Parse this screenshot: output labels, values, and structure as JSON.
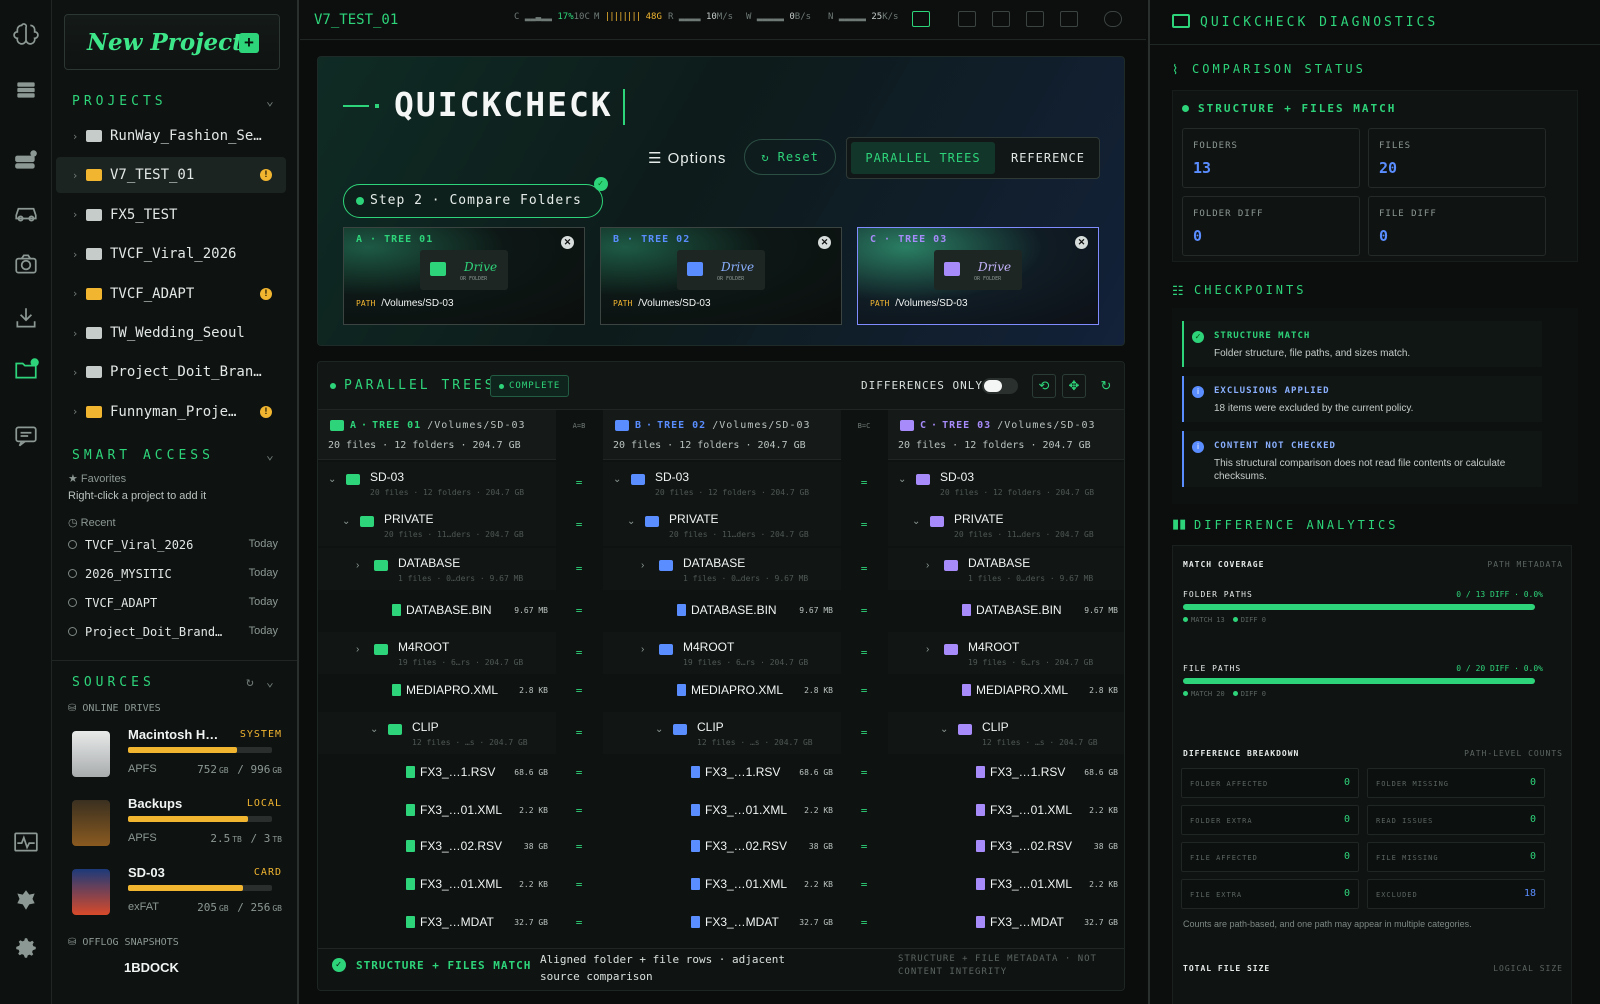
{
  "rail": {
    "icons": [
      "brain-icon",
      "stack-icon",
      "drives-icon",
      "car-icon",
      "camera-icon",
      "download-icon",
      "folder-check-icon",
      "chat-icon",
      "pulse-icon",
      "badge-icon",
      "gear-icon"
    ]
  },
  "sidebar": {
    "new_project": "New Project",
    "projects_label": "PROJECTS",
    "projects": [
      {
        "name": "RunWay_Fashion_Se…",
        "warn": false
      },
      {
        "name": "V7_TEST_01",
        "warn": true,
        "selected": true
      },
      {
        "name": "FX5_TEST",
        "warn": false
      },
      {
        "name": "TVCF_Viral_2026",
        "warn": false
      },
      {
        "name": "TVCF_ADAPT",
        "warn": true
      },
      {
        "name": "TW_Wedding_Seoul",
        "warn": false
      },
      {
        "name": "Project_Doit_Bran…",
        "warn": false
      },
      {
        "name": "Funnyman_Proje…",
        "warn": true
      }
    ],
    "smart_access_label": "SMART ACCESS",
    "favorites_label": "Favorites",
    "favorites_hint": "Right-click a project to add it",
    "recent_label": "Recent",
    "recent": [
      {
        "name": "TVCF_Viral_2026",
        "when": "Today"
      },
      {
        "name": "2026_MYSITIC",
        "when": "Today"
      },
      {
        "name": "TVCF_ADAPT",
        "when": "Today"
      },
      {
        "name": "Project_Doit_Brand…",
        "when": "Today"
      }
    ],
    "sources_label": "SOURCES",
    "online_drives_label": "ONLINE DRIVES",
    "drives": [
      {
        "name": "Macintosh H…",
        "tag": "SYSTEM",
        "fs": "APFS",
        "used": "752",
        "used_unit": "GB",
        "total": "996",
        "total_unit": "GB",
        "fill": 0.755
      },
      {
        "name": "Backups",
        "tag": "LOCAL",
        "fs": "APFS",
        "used": "2.5",
        "used_unit": "TB",
        "total": "3",
        "total_unit": "TB",
        "fill": 0.83
      },
      {
        "name": "SD-03",
        "tag": "CARD",
        "fs": "exFAT",
        "used": "205",
        "used_unit": "GB",
        "total": "256",
        "total_unit": "GB",
        "fill": 0.8
      }
    ],
    "offlog_label": "OFFLOG SNAPSHOTS",
    "offlog_first": "1BDOCK"
  },
  "topbar": {
    "title": "V7_TEST_01",
    "cpu": "17%",
    "cpu_sub": "10C",
    "mem": "48G",
    "disk_read": "10",
    "disk_read_unit": "M/s",
    "disk_write": "0",
    "disk_write_unit": "B/s",
    "net": "25",
    "net_unit": "K/s"
  },
  "hero": {
    "title": "QUICKCHECK",
    "options": "Options",
    "reset": "Reset",
    "mode_parallel": "PARALLEL TREES",
    "mode_reference": "REFERENCE",
    "step": "Step 2 · Compare Folders",
    "cards": [
      {
        "label": "A · TREE 01",
        "drive": "Drive",
        "drive_sub": "OR FOLDER",
        "path_key": "PATH",
        "path": "/Volumes/SD-03"
      },
      {
        "label": "B · TREE 02",
        "drive": "Drive",
        "drive_sub": "OR FOLDER",
        "path_key": "PATH",
        "path": "/Volumes/SD-03"
      },
      {
        "label": "C · TREE 03",
        "drive": "Drive",
        "drive_sub": "OR FOLDER",
        "path_key": "PATH",
        "path": "/Volumes/SD-03"
      }
    ]
  },
  "trees": {
    "title": "PARALLEL TREES",
    "status": "COMPLETE",
    "differences_only": "DIFFERENCES ONLY",
    "sep_ab": "A=B",
    "sep_bc": "B=C",
    "columns": [
      {
        "letter": "A",
        "name": "TREE 01",
        "path": "/Volumes/SD-03",
        "stats": "20 files · 12 folders · 204.7 GB"
      },
      {
        "letter": "B",
        "name": "TREE 02",
        "path": "/Volumes/SD-03",
        "stats": "20 files · 12 folders · 204.7 GB"
      },
      {
        "letter": "C",
        "name": "TREE 03",
        "path": "/Volumes/SD-03",
        "stats": "20 files · 12 folders · 204.7 GB"
      }
    ],
    "rows": [
      {
        "name": "SD-03",
        "depth": 0,
        "type": "folder",
        "open": true,
        "sub": "20 files · 12 folders · 204.7 GB"
      },
      {
        "name": "PRIVATE",
        "depth": 1,
        "type": "folder",
        "open": true,
        "sub": "20 files · 11…ders · 204.7 GB"
      },
      {
        "name": "DATABASE",
        "depth": 2,
        "type": "folder",
        "open": false,
        "sub": "1 files · 0…ders · 9.67 MB"
      },
      {
        "name": "DATABASE.BIN",
        "depth": 3,
        "type": "file",
        "size": "9.67 MB"
      },
      {
        "name": "M4ROOT",
        "depth": 2,
        "type": "folder",
        "open": false,
        "sub": "19 files · 6…rs · 204.7 GB"
      },
      {
        "name": "MEDIAPRO.XML",
        "depth": 3,
        "type": "file",
        "size": "2.8 KB"
      },
      {
        "name": "CLIP",
        "depth": 3,
        "type": "folder",
        "open": true,
        "sub": "12 files · …s · 204.7 GB"
      },
      {
        "name": "FX3_…1.RSV",
        "depth": 4,
        "type": "file",
        "size": "68.6 GB"
      },
      {
        "name": "FX3_…01.XML",
        "depth": 4,
        "type": "file",
        "size": "2.2 KB"
      },
      {
        "name": "FX3_…02.RSV",
        "depth": 4,
        "type": "file",
        "size": "38 GB"
      },
      {
        "name": "FX3_…01.XML",
        "depth": 4,
        "type": "file",
        "size": "2.2 KB"
      },
      {
        "name": "FX3_…MDAT",
        "depth": 4,
        "type": "file",
        "size": "32.7 GB"
      }
    ],
    "eq": "=",
    "footer_status": "STRUCTURE + FILES MATCH",
    "footer_mid": "Aligned folder + file rows · adjacent source comparison",
    "footer_right": "STRUCTURE + FILE METADATA · NOT CONTENT INTEGRITY"
  },
  "diag": {
    "title": "QUICKCHECK DIAGNOSTICS",
    "comparison_label": "COMPARISON STATUS",
    "match_label": "STRUCTURE + FILES MATCH",
    "stats": [
      {
        "k": "FOLDERS",
        "v": "13"
      },
      {
        "k": "FILES",
        "v": "20"
      },
      {
        "k": "FOLDER DIFF",
        "v": "0"
      },
      {
        "k": "FILE DIFF",
        "v": "0"
      }
    ],
    "checkpoints_label": "CHECKPOINTS",
    "checkpoints": [
      {
        "t": "STRUCTURE MATCH",
        "d": "Folder structure, file paths, and sizes match.",
        "kind": "ok"
      },
      {
        "t": "EXCLUSIONS APPLIED",
        "d": "18 items were excluded by the current policy.",
        "kind": "info"
      },
      {
        "t": "CONTENT NOT CHECKED",
        "d": "This structural comparison does not read file contents or calculate checksums.",
        "kind": "info"
      }
    ],
    "analytics_label": "DIFFERENCE ANALYTICS",
    "match_coverage": "MATCH COVERAGE",
    "path_metadata": "PATH METADATA",
    "coverage": [
      {
        "label": "FOLDER PATHS",
        "right": "0 / 13 DIFF · 0.0%",
        "match": "MATCH 13",
        "diff": "DIFF 0",
        "fill": 1.0
      },
      {
        "label": "FILE PATHS",
        "right": "0 / 20 DIFF · 0.0%",
        "match": "MATCH 20",
        "diff": "DIFF 0",
        "fill": 1.0
      }
    ],
    "breakdown_label": "DIFFERENCE BREAKDOWN",
    "breakdown_right": "PATH-LEVEL COUNTS",
    "breakdown": [
      {
        "k": "FOLDER AFFECTED",
        "v": "0"
      },
      {
        "k": "FOLDER MISSING",
        "v": "0"
      },
      {
        "k": "FOLDER EXTRA",
        "v": "0"
      },
      {
        "k": "READ ISSUES",
        "v": "0"
      },
      {
        "k": "FILE AFFECTED",
        "v": "0"
      },
      {
        "k": "FILE MISSING",
        "v": "0"
      },
      {
        "k": "FILE EXTRA",
        "v": "0"
      },
      {
        "k": "EXCLUDED",
        "v": "18"
      }
    ],
    "breakdown_note": "Counts are path-based, and one path may appear in multiple categories.",
    "total_size_label": "TOTAL FILE SIZE",
    "total_size_right": "LOGICAL SIZE"
  },
  "colors": {
    "accent": "#2ed47a",
    "tree_b": "#5a8dff",
    "tree_c": "#a78bfa",
    "warn": "#f1b530"
  }
}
*-*-*
• **Task prompt**:
Report each line of the material above where the word "QUICKCHECK" appears.

• **Result for this exercise**:
    "title": "QUICKCHECK",
    "title": "QUICKCHECK DIAGNOSTICS",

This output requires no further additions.